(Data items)
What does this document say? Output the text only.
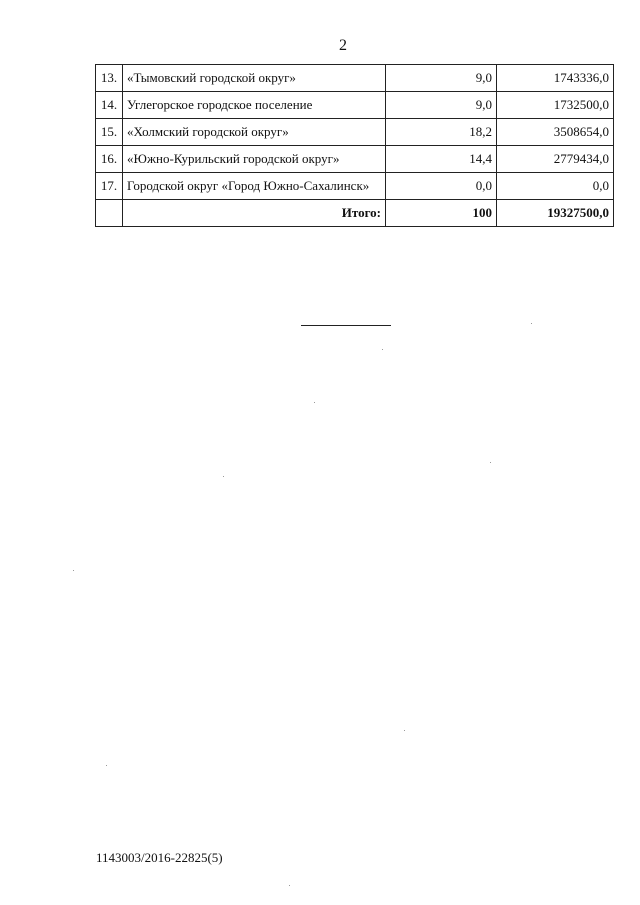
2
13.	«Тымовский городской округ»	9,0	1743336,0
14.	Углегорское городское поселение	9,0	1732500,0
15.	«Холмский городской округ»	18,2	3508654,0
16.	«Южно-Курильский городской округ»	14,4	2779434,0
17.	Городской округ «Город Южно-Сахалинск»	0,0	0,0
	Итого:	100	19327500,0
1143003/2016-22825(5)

STATED GOAL
Search the listing for the word "округ" and return each line that holds it.

CORRECT ANSWER
13.	«Тымовский городской округ»	9,0	1743336,0
15.	«Холмский городской округ»	18,2	3508654,0
16.	«Южно-Курильский городской округ»	14,4	2779434,0
17.	Городской округ «Город Южно-Сахалинск»	0,0	0,0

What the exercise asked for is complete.